Every line of the records below should be restated exactly.

- _Records supplied_:
###

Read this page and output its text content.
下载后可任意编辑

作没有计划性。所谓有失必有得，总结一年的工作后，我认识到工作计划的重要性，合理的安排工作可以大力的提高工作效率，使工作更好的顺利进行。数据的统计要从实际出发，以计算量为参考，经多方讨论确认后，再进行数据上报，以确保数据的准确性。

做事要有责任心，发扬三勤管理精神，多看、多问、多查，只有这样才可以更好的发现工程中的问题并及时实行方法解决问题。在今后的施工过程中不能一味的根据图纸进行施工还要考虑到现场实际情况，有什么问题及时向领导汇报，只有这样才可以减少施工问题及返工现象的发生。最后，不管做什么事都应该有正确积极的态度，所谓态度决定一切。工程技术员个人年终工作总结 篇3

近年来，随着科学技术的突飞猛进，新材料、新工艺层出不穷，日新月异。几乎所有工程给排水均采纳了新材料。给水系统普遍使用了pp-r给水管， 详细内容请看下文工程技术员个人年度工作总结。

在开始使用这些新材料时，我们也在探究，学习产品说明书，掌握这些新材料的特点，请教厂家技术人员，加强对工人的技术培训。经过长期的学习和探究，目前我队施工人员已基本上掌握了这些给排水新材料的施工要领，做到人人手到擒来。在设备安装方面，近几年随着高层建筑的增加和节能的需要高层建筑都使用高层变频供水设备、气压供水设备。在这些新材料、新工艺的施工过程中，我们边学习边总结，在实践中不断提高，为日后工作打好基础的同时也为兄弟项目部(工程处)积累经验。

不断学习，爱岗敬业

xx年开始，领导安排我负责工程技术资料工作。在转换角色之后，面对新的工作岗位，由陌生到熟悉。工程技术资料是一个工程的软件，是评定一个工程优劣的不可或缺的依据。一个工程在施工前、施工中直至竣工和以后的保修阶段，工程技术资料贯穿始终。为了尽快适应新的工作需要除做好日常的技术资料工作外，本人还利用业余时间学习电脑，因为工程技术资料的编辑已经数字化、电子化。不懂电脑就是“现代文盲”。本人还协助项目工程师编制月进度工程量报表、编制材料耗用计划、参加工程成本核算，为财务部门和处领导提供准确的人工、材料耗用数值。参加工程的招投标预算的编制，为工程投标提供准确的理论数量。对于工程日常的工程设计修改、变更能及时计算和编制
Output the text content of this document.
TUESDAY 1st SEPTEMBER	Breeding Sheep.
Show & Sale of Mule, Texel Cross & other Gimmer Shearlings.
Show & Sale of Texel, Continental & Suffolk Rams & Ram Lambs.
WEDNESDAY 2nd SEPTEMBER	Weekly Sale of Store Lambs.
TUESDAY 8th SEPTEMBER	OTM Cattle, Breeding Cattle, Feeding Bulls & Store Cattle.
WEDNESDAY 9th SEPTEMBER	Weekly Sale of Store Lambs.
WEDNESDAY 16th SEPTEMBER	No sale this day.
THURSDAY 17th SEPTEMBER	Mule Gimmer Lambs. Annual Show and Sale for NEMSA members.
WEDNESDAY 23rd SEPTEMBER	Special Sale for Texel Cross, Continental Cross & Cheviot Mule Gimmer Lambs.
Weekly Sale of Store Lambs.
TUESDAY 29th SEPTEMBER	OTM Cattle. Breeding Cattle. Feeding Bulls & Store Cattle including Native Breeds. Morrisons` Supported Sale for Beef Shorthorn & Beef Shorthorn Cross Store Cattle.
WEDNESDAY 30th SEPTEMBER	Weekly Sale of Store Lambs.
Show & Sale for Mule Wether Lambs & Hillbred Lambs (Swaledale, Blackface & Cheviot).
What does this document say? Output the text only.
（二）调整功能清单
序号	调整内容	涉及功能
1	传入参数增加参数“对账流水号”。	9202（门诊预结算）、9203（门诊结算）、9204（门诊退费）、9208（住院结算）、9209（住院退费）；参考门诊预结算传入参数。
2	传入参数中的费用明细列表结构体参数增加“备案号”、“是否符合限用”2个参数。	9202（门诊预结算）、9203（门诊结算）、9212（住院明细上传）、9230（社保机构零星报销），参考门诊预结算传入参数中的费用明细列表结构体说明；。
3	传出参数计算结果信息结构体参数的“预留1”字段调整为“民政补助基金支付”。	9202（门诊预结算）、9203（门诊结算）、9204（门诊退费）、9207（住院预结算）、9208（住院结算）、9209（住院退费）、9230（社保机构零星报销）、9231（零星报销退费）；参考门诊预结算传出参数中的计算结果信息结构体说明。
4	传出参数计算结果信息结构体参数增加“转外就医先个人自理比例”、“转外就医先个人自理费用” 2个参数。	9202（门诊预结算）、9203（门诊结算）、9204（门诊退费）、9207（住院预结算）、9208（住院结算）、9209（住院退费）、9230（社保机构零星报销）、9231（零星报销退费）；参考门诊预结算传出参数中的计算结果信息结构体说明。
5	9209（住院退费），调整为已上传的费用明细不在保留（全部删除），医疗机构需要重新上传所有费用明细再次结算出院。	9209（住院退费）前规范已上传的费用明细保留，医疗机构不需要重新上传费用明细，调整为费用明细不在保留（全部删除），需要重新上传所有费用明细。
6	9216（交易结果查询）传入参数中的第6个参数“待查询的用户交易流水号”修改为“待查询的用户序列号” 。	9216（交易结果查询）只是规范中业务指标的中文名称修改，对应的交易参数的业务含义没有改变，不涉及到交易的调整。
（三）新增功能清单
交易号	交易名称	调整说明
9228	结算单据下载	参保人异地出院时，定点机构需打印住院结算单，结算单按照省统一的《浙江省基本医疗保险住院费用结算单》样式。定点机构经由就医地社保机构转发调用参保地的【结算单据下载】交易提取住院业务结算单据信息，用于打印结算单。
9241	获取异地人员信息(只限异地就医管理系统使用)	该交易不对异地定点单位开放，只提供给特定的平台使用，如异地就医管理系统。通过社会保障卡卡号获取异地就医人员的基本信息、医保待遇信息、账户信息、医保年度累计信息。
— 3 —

###

- _Final result_:
Read this page and output its text content.
下载后可任意编辑

作没有计划性。所谓有失必有得，总结一年的工作后，我认识到工作计划的重要性，合理的安排工作可以大力的提高工作效率，使工作更好的顺利进行。数据的统计要从实际出发，以计算量为参考，经多方讨论确认后，再进行数据上报，以确保数据的准确性。

做事要有责任心，发扬三勤管理精神，多看、多问、多查，只有这样才可以更好的发现工程中的问题并及时实行方法解决问题。在今后的施工过程中不能一味的根据图纸进行施工还要考虑到现场实际情况，有什么问题及时向领导汇报，只有这样才可以减少施工问题及返工现象的发生。最后，不管做什么事都应该有正确积极的态度，所谓态度决定一切。工程技术员个人年终工作总结 篇3

近年来，随着科学技术的突飞猛进，新材料、新工艺层出不穷，日新月异。几乎所有工程给排水均采纳了新材料。给水系统普遍使用了pp-r给水管， 详细内容请看下文工程技术员个人年度工作总结。

在开始使用这些新材料时，我们也在探究，学习产品说明书，掌握这些新材料的特点，请教厂家技术人员，加强对工人的技术培训。经过长期的学习和探究，目前我队施工人员已基本上掌握了这些给排水新材料的施工要领，做到人人手到擒来。在设备安装方面，近几年随着高层建筑的增加和节能的需要高层建筑都使用高层变频供水设备、气压供水设备。在这些新材料、新工艺的施工过程中，我们边学习边总结，在实践中不断提高，为日后工作打好基础的同时也为兄弟项目部(工程处)积累经验。

不断学习，爱岗敬业

xx年开始，领导安排我负责工程技术资料工作。在转换角色之后，面对新的工作岗位，由陌生到熟悉。工程技术资料是一个工程的软件，是评定一个工程优劣的不可或缺的依据。一个工程在施工前、施工中直至竣工和以后的保修阶段，工程技术资料贯穿始终。为了尽快适应新的工作需要除做好日常的技术资料工作外，本人还利用业余时间学习电脑，因为工程技术资料的编辑已经数字化、电子化。不懂电脑就是“现代文盲”。本人还协助项目工程师编制月进度工程量报表、编制材料耗用计划、参加工程成本核算，为财务部门和处领导提供准确的人工、材料耗用数值。参加工程的招投标预算的编制，为工程投标提供准确的理论数量。对于工程日常的工程设计修改、变更能及时计算和编制
Output the text content of this document.
TUESDAY 1st SEPTEMBER	Breeding Sheep.
Show & Sale of Mule, Texel Cross & other Gimmer Shearlings.
Show & Sale of Texel, Continental & Suffolk Rams & Ram Lambs.
WEDNESDAY 2nd SEPTEMBER	Weekly Sale of Store Lambs.
TUESDAY 8th SEPTEMBER	OTM Cattle, Breeding Cattle, Feeding Bulls & Store Cattle.
WEDNESDAY 9th SEPTEMBER	Weekly Sale of Store Lambs.
WEDNESDAY 16th SEPTEMBER	No sale this day.
THURSDAY 17th SEPTEMBER	Mule Gimmer Lambs. Annual Show and Sale for NEMSA members.
WEDNESDAY 23rd SEPTEMBER	Special Sale for Texel Cross, Continental Cross & Cheviot Mule Gimmer Lambs.
Weekly Sale of Store Lambs.
TUESDAY 29th SEPTEMBER	OTM Cattle. Breeding Cattle. Feeding Bulls & Store Cattle including Native Breeds. Morrisons` Supported Sale for Beef Shorthorn & Beef Shorthorn Cross Store Cattle.
WEDNESDAY 30th SEPTEMBER	Weekly Sale of Store Lambs.
Show & Sale for Mule Wether Lambs & Hillbred Lambs (Swaledale, Blackface & Cheviot).
What does this document say? Output the text only.
（二）调整功能清单
序号	调整内容	涉及功能
1	传入参数增加参数“对账流水号”。	9202（门诊预结算）、9203（门诊结算）、9204（门诊退费）、9208（住院结算）、9209（住院退费）；参考门诊预结算传入参数。
2	传入参数中的费用明细列表结构体参数增加“备案号”、“是否符合限用”2个参数。	9202（门诊预结算）、9203（门诊结算）、9212（住院明细上传）、9230（社保机构零星报销），参考门诊预结算传入参数中的费用明细列表结构体说明；。
3	传出参数计算结果信息结构体参数的“预留1”字段调整为“民政补助基金支付”。	9202（门诊预结算）、9203（门诊结算）、9204（门诊退费）、9207（住院预结算）、9208（住院结算）、9209（住院退费）、9230（社保机构零星报销）、9231（零星报销退费）；参考门诊预结算传出参数中的计算结果信息结构体说明。
4	传出参数计算结果信息结构体参数增加“转外就医先个人自理比例”、“转外就医先个人自理费用” 2个参数。	9202（门诊预结算）、9203（门诊结算）、9204（门诊退费）、9207（住院预结算）、9208（住院结算）、9209（住院退费）、9230（社保机构零星报销）、9231（零星报销退费）；参考门诊预结算传出参数中的计算结果信息结构体说明。
5	9209（住院退费），调整为已上传的费用明细不在保留（全部删除），医疗机构需要重新上传所有费用明细再次结算出院。	9209（住院退费）前规范已上传的费用明细保留，医疗机构不需要重新上传费用明细，调整为费用明细不在保留（全部删除），需要重新上传所有费用明细。
6	9216（交易结果查询）传入参数中的第6个参数“待查询的用户交易流水号”修改为“待查询的用户序列号” 。	9216（交易结果查询）只是规范中业务指标的中文名称修改，对应的交易参数的业务含义没有改变，不涉及到交易的调整。
（三）新增功能清单
交易号	交易名称	调整说明
9228	结算单据下载	参保人异地出院时，定点机构需打印住院结算单，结算单按照省统一的《浙江省基本医疗保险住院费用结算单》样式。定点机构经由就医地社保机构转发调用参保地的【结算单据下载】交易提取住院业务结算单据信息，用于打印结算单。
9241	获取异地人员信息(只限异地就医管理系统使用)	该交易不对异地定点单位开放，只提供给特定的平台使用，如异地就医管理系统。通过社会保障卡卡号获取异地就医人员的基本信息、医保待遇信息、账户信息、医保年度累计信息。
— 3 —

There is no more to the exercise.